> _Problem description_: Without the images, output each record below as it stands.

> _Materials provided_:
=-=-=

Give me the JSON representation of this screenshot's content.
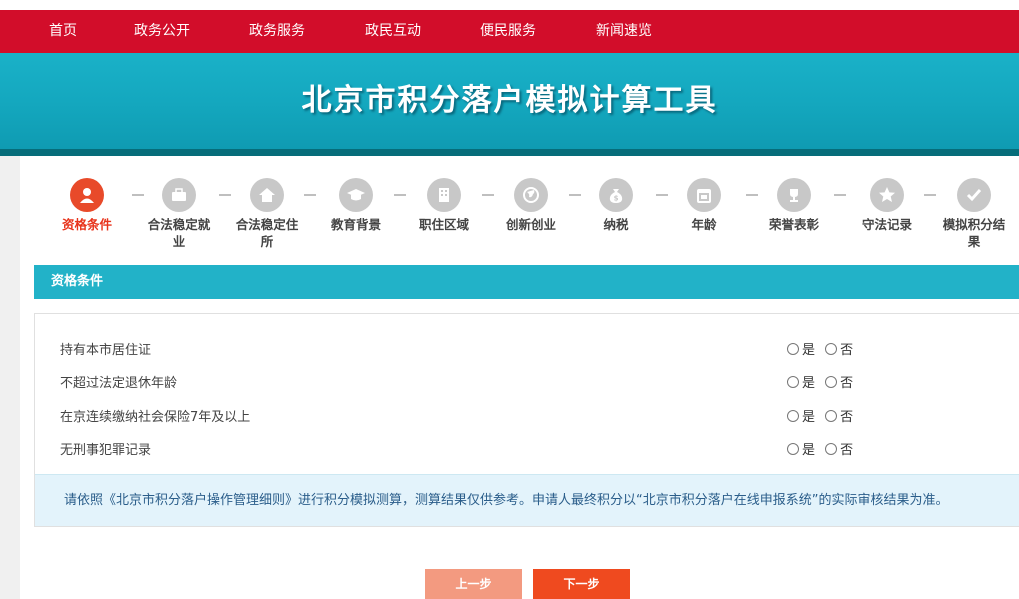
{
  "nav": {
    "items": [
      "首页",
      "政务公开",
      "政务服务",
      "政民互动",
      "便民服务",
      "新闻速览"
    ]
  },
  "banner": {
    "title": "北京市积分落户模拟计算工具"
  },
  "steps": [
    {
      "label": "资格条件",
      "icon": "person-icon",
      "active": true
    },
    {
      "label": "合法稳定就业",
      "icon": "briefcase-icon",
      "active": false
    },
    {
      "label": "合法稳定住所",
      "icon": "house-icon",
      "active": false
    },
    {
      "label": "教育背景",
      "icon": "graduation-cap-icon",
      "active": false
    },
    {
      "label": "职住区域",
      "icon": "building-icon",
      "active": false
    },
    {
      "label": "创新创业",
      "icon": "globe-icon",
      "active": false
    },
    {
      "label": "纳税",
      "icon": "money-bag-icon",
      "active": false
    },
    {
      "label": "年龄",
      "icon": "calendar-icon",
      "active": false
    },
    {
      "label": "荣誉表彰",
      "icon": "trophy-icon",
      "active": false
    },
    {
      "label": "守法记录",
      "icon": "star-icon",
      "active": false
    },
    {
      "label": "模拟积分结果",
      "icon": "checkmark-icon",
      "active": false
    }
  ],
  "section": {
    "title": "资格条件"
  },
  "questions": [
    {
      "text": "持有本市居住证",
      "yes": "是",
      "no": "否"
    },
    {
      "text": "不超过法定退休年龄",
      "yes": "是",
      "no": "否"
    },
    {
      "text": "在京连续缴纳社会保险7年及以上",
      "yes": "是",
      "no": "否"
    },
    {
      "text": "无刑事犯罪记录",
      "yes": "是",
      "no": "否"
    }
  ],
  "notice": "请依照《北京市积分落户操作管理细则》进行积分模拟测算，测算结果仅供参考。申请人最终积分以“北京市积分落户在线申报系统”的实际审核结果为准。",
  "buttons": {
    "prev": "上一步",
    "next": "下一步"
  },
  "colors": {
    "nav": "#d20d2a",
    "banner": "#14a8bf",
    "accent": "#ef4a1f",
    "step_inactive": "#c8c8c8"
  }
}
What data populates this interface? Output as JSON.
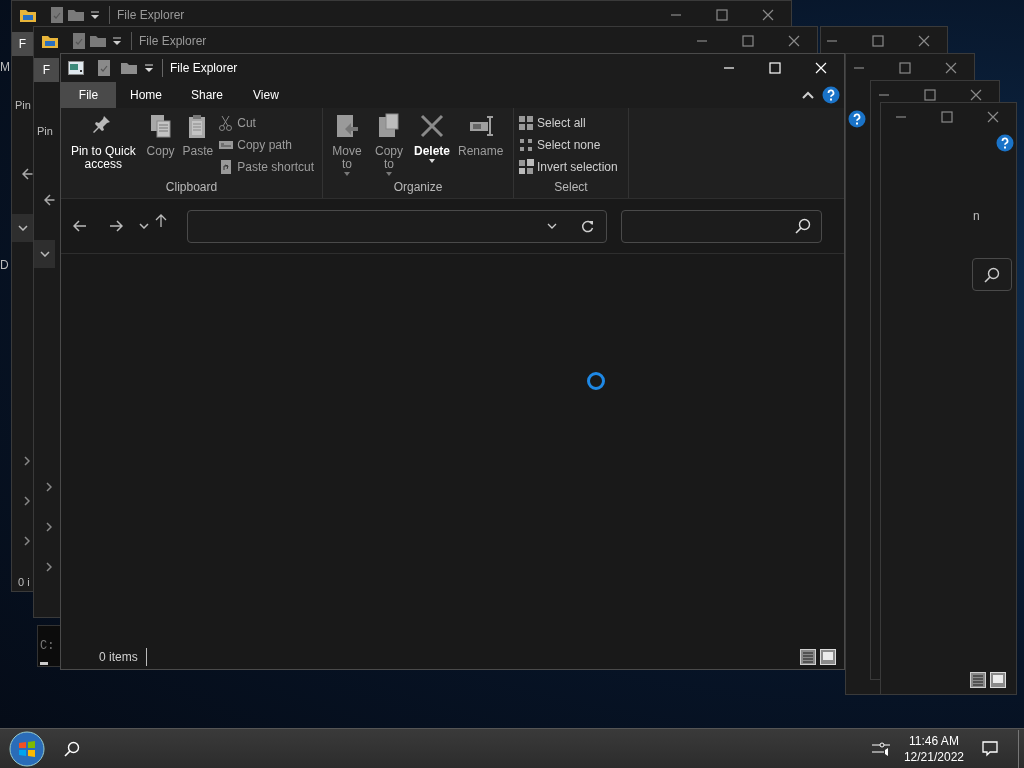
{
  "desktop": {
    "fragments": [
      {
        "text": "M"
      },
      {
        "text": "D"
      },
      {
        "text": "n"
      },
      {
        "text": "C:"
      }
    ],
    "back_windows": [
      {
        "title": "File Explorer",
        "tab": "F",
        "ribbon_text": "Pin",
        "status": "0 i"
      },
      {
        "title": "File Explorer",
        "tab": "F",
        "ribbon_text": "Pin"
      }
    ]
  },
  "window": {
    "title": "File Explorer",
    "tabs": [
      {
        "label": "File",
        "selected": true
      },
      {
        "label": "Home",
        "selected": false
      },
      {
        "label": "Share",
        "selected": false
      },
      {
        "label": "View",
        "selected": false
      }
    ],
    "ribbon": [
      {
        "label": "Clipboard",
        "large": [
          {
            "label": "Pin to Quick access",
            "disabled": false,
            "dropdown": false
          },
          {
            "label": "Copy",
            "disabled": true,
            "dropdown": false
          },
          {
            "label": "Paste",
            "disabled": true,
            "dropdown": false
          }
        ],
        "small": [
          {
            "label": "Cut",
            "disabled": true
          },
          {
            "label": "Copy path",
            "disabled": true
          },
          {
            "label": "Paste shortcut",
            "disabled": true
          }
        ]
      },
      {
        "label": "Organize",
        "large": [
          {
            "label": "Move to",
            "disabled": true,
            "dropdown": true
          },
          {
            "label": "Copy to",
            "disabled": true,
            "dropdown": true
          },
          {
            "label": "Delete",
            "disabled": false,
            "dropdown": true
          },
          {
            "label": "Rename",
            "disabled": true,
            "dropdown": false
          }
        ]
      },
      {
        "label": "Select",
        "small": [
          {
            "label": "Select all",
            "disabled": false
          },
          {
            "label": "Select none",
            "disabled": false
          },
          {
            "label": "Invert selection",
            "disabled": false
          }
        ]
      }
    ],
    "loading": true,
    "status": "0 items"
  },
  "taskbar": {
    "time": "11:46 AM",
    "date": "12/21/2022"
  }
}
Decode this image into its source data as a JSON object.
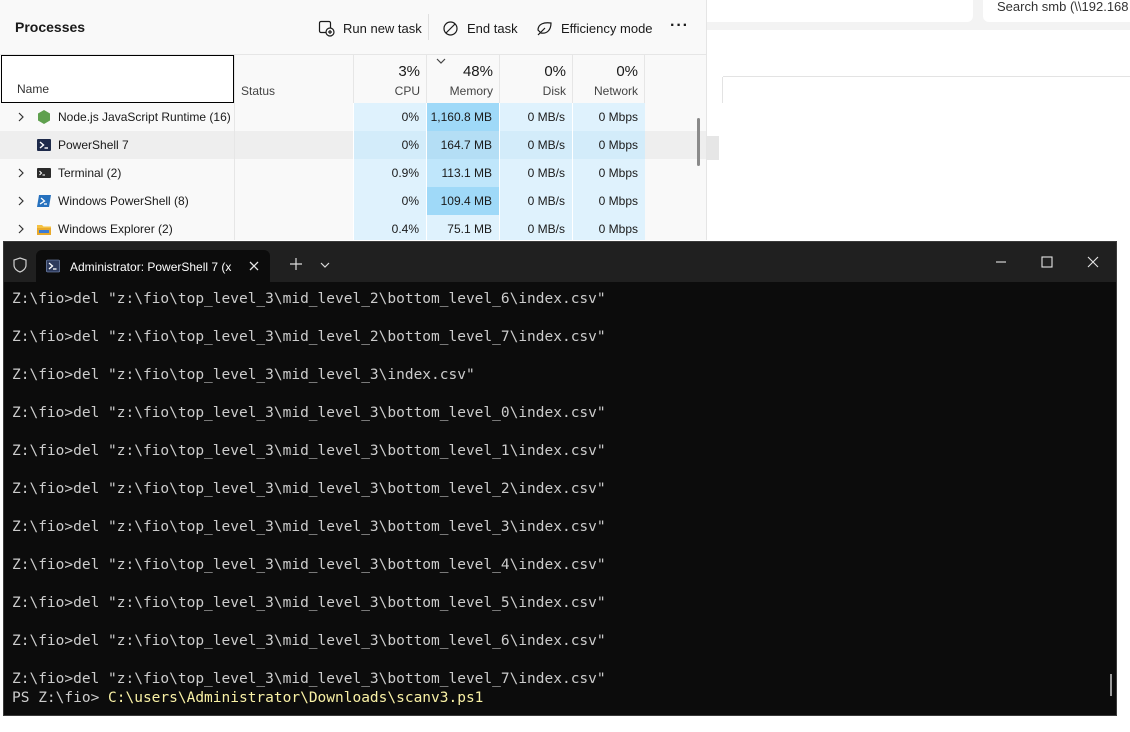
{
  "explorer": {
    "search_placeholder": "Search smb (\\\\192.168"
  },
  "taskmgr": {
    "title": "Processes",
    "commands": {
      "run_new_task": "Run new task",
      "end_task": "End task",
      "efficiency_mode": "Efficiency mode",
      "more": "···"
    },
    "columns": {
      "name": "Name",
      "status": "Status",
      "cpu": {
        "pct": "3%",
        "label": "CPU"
      },
      "memory": {
        "pct": "48%",
        "label": "Memory"
      },
      "disk": {
        "pct": "0%",
        "label": "Disk"
      },
      "network": {
        "pct": "0%",
        "label": "Network"
      }
    },
    "rows": [
      {
        "name": "Node.js JavaScript Runtime (16)",
        "cpu": "0%",
        "memory": "1,160.8 MB",
        "disk": "0 MB/s",
        "network": "0 Mbps",
        "expandable": true,
        "icon": "nodejs-icon"
      },
      {
        "name": "PowerShell 7",
        "cpu": "0%",
        "memory": "164.7 MB",
        "disk": "0 MB/s",
        "network": "0 Mbps",
        "expandable": false,
        "icon": "powershell-icon"
      },
      {
        "name": "Terminal (2)",
        "cpu": "0.9%",
        "memory": "113.1 MB",
        "disk": "0 MB/s",
        "network": "0 Mbps",
        "expandable": true,
        "icon": "terminal-icon"
      },
      {
        "name": "Windows PowerShell (8)",
        "cpu": "0%",
        "memory": "109.4 MB",
        "disk": "0 MB/s",
        "network": "0 Mbps",
        "expandable": true,
        "icon": "windows-powershell-icon"
      },
      {
        "name": "Windows Explorer (2)",
        "cpu": "0.4%",
        "memory": "75.1 MB",
        "disk": "0 MB/s",
        "network": "0 Mbps",
        "expandable": true,
        "icon": "folder-icon"
      }
    ],
    "colors": {
      "heat_light": "#dff2fd",
      "heat_medium": "#bfe6fb",
      "heat_strong": "#9fd9f8"
    }
  },
  "terminal": {
    "tab_title": "Administrator: PowerShell 7 (x",
    "lines": [
      "Z:\\fio>del \"z:\\fio\\top_level_3\\mid_level_2\\bottom_level_6\\index.csv\"",
      "Z:\\fio>del \"z:\\fio\\top_level_3\\mid_level_2\\bottom_level_7\\index.csv\"",
      "Z:\\fio>del \"z:\\fio\\top_level_3\\mid_level_3\\index.csv\"",
      "Z:\\fio>del \"z:\\fio\\top_level_3\\mid_level_3\\bottom_level_0\\index.csv\"",
      "Z:\\fio>del \"z:\\fio\\top_level_3\\mid_level_3\\bottom_level_1\\index.csv\"",
      "Z:\\fio>del \"z:\\fio\\top_level_3\\mid_level_3\\bottom_level_2\\index.csv\"",
      "Z:\\fio>del \"z:\\fio\\top_level_3\\mid_level_3\\bottom_level_3\\index.csv\"",
      "Z:\\fio>del \"z:\\fio\\top_level_3\\mid_level_3\\bottom_level_4\\index.csv\"",
      "Z:\\fio>del \"z:\\fio\\top_level_3\\mid_level_3\\bottom_level_5\\index.csv\"",
      "Z:\\fio>del \"z:\\fio\\top_level_3\\mid_level_3\\bottom_level_6\\index.csv\"",
      "Z:\\fio>del \"z:\\fio\\top_level_3\\mid_level_3\\bottom_level_7\\index.csv\""
    ],
    "prompt": "PS Z:\\fio> ",
    "command": "C:\\users\\Administrator\\Downloads\\scanv3.ps1",
    "colors": {
      "background": "#0c0c0c",
      "text": "#cccccc",
      "command": "#f9f1a5"
    }
  }
}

=-=-=

> _Task response_:
Give me the JSON representation of this screenshot's content.
{
  "nav": {
    "items": [
      "首页",
      "政务公开",
      "政务服务",
      "政民互动",
      "便民服务",
      "新闻速览"
    ]
  },
  "banner": {
    "title": "北京市积分落户模拟计算工具"
  },
  "steps": [
    {
      "label": "资格条件",
      "icon": "person-icon",
      "active": true
    },
    {
      "label": "合法稳定就业",
      "icon": "briefcase-icon",
      "active": false
    },
    {
      "label": "合法稳定住所",
      "icon": "house-icon",
      "active": false
    },
    {
      "label": "教育背景",
      "icon": "graduation-cap-icon",
      "active": false
    },
    {
      "label": "职住区域",
      "icon": "building-icon",
      "active": false
    },
    {
      "label": "创新创业",
      "icon": "globe-icon",
      "active": false
    },
    {
      "label": "纳税",
      "icon": "money-bag-icon",
      "active": false
    },
    {
      "label": "年龄",
      "icon": "calendar-icon",
      "active": false
    },
    {
      "label": "荣誉表彰",
      "icon": "trophy-icon",
      "active": false
    },
    {
      "label": "守法记录",
      "icon": "star-icon",
      "active": false
    },
    {
      "label": "模拟积分结果",
      "icon": "checkmark-icon",
      "active": false
    }
  ],
  "section": {
    "title": "资格条件"
  },
  "questions": [
    {
      "text": "持有本市居住证",
      "yes": "是",
      "no": "否"
    },
    {
      "text": "不超过法定退休年龄",
      "yes": "是",
      "no": "否"
    },
    {
      "text": "在京连续缴纳社会保险7年及以上",
      "yes": "是",
      "no": "否"
    },
    {
      "text": "无刑事犯罪记录",
      "yes": "是",
      "no": "否"
    }
  ],
  "notice": "请依照《北京市积分落户操作管理细则》进行积分模拟测算，测算结果仅供参考。申请人最终积分以“北京市积分落户在线申报系统”的实际审核结果为准。",
  "buttons": {
    "prev": "上一步",
    "next": "下一步"
  },
  "colors": {
    "nav": "#d20d2a",
    "banner": "#14a8bf",
    "accent": "#ef4a1f",
    "step_inactive": "#c8c8c8"
  }
}
What data populates this interface? Output as JSON.
{
  "desktop": {
    "fragments": [
      {
        "text": "M"
      },
      {
        "text": "D"
      },
      {
        "text": "n"
      },
      {
        "text": "C:"
      }
    ],
    "back_windows": [
      {
        "title": "File Explorer",
        "tab": "F",
        "ribbon_text": "Pin",
        "status": "0 i"
      },
      {
        "title": "File Explorer",
        "tab": "F",
        "ribbon_text": "Pin"
      }
    ]
  },
  "window": {
    "title": "File Explorer",
    "tabs": [
      {
        "label": "File",
        "selected": true
      },
      {
        "label": "Home",
        "selected": false
      },
      {
        "label": "Share",
        "selected": false
      },
      {
        "label": "View",
        "selected": false
      }
    ],
    "ribbon": [
      {
        "label": "Clipboard",
        "large": [
          {
            "label": "Pin to Quick access",
            "disabled": false,
            "dropdown": false
          },
          {
            "label": "Copy",
            "disabled": true,
            "dropdown": false
          },
          {
            "label": "Paste",
            "disabled": true,
            "dropdown": false
          }
        ],
        "small": [
          {
            "label": "Cut",
            "disabled": true
          },
          {
            "label": "Copy path",
            "disabled": true
          },
          {
            "label": "Paste shortcut",
            "disabled": true
          }
        ]
      },
      {
        "label": "Organize",
        "large": [
          {
            "label": "Move to",
            "disabled": true,
            "dropdown": true
          },
          {
            "label": "Copy to",
            "disabled": true,
            "dropdown": true
          },
          {
            "label": "Delete",
            "disabled": false,
            "dropdown": true
          },
          {
            "label": "Rename",
            "disabled": true,
            "dropdown": false
          }
        ]
      },
      {
        "label": "Select",
        "small": [
          {
            "label": "Select all",
            "disabled": false
          },
          {
            "label": "Select none",
            "disabled": false
          },
          {
            "label": "Invert selection",
            "disabled": false
          }
        ]
      }
    ],
    "loading": true,
    "status": "0 items"
  },
  "taskbar": {
    "time": "11:46 AM",
    "date": "12/21/2022"
  }
}
Decode this image into its source data as a JSON object.
{
  "explorer": {
    "search_placeholder": "Search smb (\\\\192.168"
  },
  "taskmgr": {
    "title": "Processes",
    "commands": {
      "run_new_task": "Run new task",
      "end_task": "End task",
      "efficiency_mode": "Efficiency mode",
      "more": "···"
    },
    "columns": {
      "name": "Name",
      "status": "Status",
      "cpu": {
        "pct": "3%",
        "label": "CPU"
      },
      "memory": {
        "pct": "48%",
        "label": "Memory"
      },
      "disk": {
        "pct": "0%",
        "label": "Disk"
      },
      "network": {
        "pct": "0%",
        "label": "Network"
      }
    },
    "rows": [
      {
        "name": "Node.js JavaScript Runtime (16)",
        "cpu": "0%",
        "memory": "1,160.8 MB",
        "disk": "0 MB/s",
        "network": "0 Mbps",
        "expandable": true,
        "icon": "nodejs-icon"
      },
      {
        "name": "PowerShell 7",
        "cpu": "0%",
        "memory": "164.7 MB",
        "disk": "0 MB/s",
        "network": "0 Mbps",
        "expandable": false,
        "icon": "powershell-icon"
      },
      {
        "name": "Terminal (2)",
        "cpu": "0.9%",
        "memory": "113.1 MB",
        "disk": "0 MB/s",
        "network": "0 Mbps",
        "expandable": true,
        "icon": "terminal-icon"
      },
      {
        "name": "Windows PowerShell (8)",
        "cpu": "0%",
        "memory": "109.4 MB",
        "disk": "0 MB/s",
        "network": "0 Mbps",
        "expandable": true,
        "icon": "windows-powershell-icon"
      },
      {
        "name": "Windows Explorer (2)",
        "cpu": "0.4%",
        "memory": "75.1 MB",
        "disk": "0 MB/s",
        "network": "0 Mbps",
        "expandable": true,
        "icon": "folder-icon"
      }
    ],
    "colors": {
      "heat_light": "#dff2fd",
      "heat_medium": "#bfe6fb",
      "heat_strong": "#9fd9f8"
    }
  },
  "terminal": {
    "tab_title": "Administrator: PowerShell 7 (x",
    "lines": [
      "Z:\\fio>del \"z:\\fio\\top_level_3\\mid_level_2\\bottom_level_6\\index.csv\"",
      "Z:\\fio>del \"z:\\fio\\top_level_3\\mid_level_2\\bottom_level_7\\index.csv\"",
      "Z:\\fio>del \"z:\\fio\\top_level_3\\mid_level_3\\index.csv\"",
      "Z:\\fio>del \"z:\\fio\\top_level_3\\mid_level_3\\bottom_level_0\\index.csv\"",
      "Z:\\fio>del \"z:\\fio\\top_level_3\\mid_level_3\\bottom_level_1\\index.csv\"",
      "Z:\\fio>del \"z:\\fio\\top_level_3\\mid_level_3\\bottom_level_2\\index.csv\"",
      "Z:\\fio>del \"z:\\fio\\top_level_3\\mid_level_3\\bottom_level_3\\index.csv\"",
      "Z:\\fio>del \"z:\\fio\\top_level_3\\mid_level_3\\bottom_level_4\\index.csv\"",
      "Z:\\fio>del \"z:\\fio\\top_level_3\\mid_level_3\\bottom_level_5\\index.csv\"",
      "Z:\\fio>del \"z:\\fio\\top_level_3\\mid_level_3\\bottom_level_6\\index.csv\"",
      "Z:\\fio>del \"z:\\fio\\top_level_3\\mid_level_3\\bottom_level_7\\index.csv\""
    ],
    "prompt": "PS Z:\\fio> ",
    "command": "C:\\users\\Administrator\\Downloads\\scanv3.ps1",
    "colors": {
      "background": "#0c0c0c",
      "text": "#cccccc",
      "command": "#f9f1a5"
    }
  }
}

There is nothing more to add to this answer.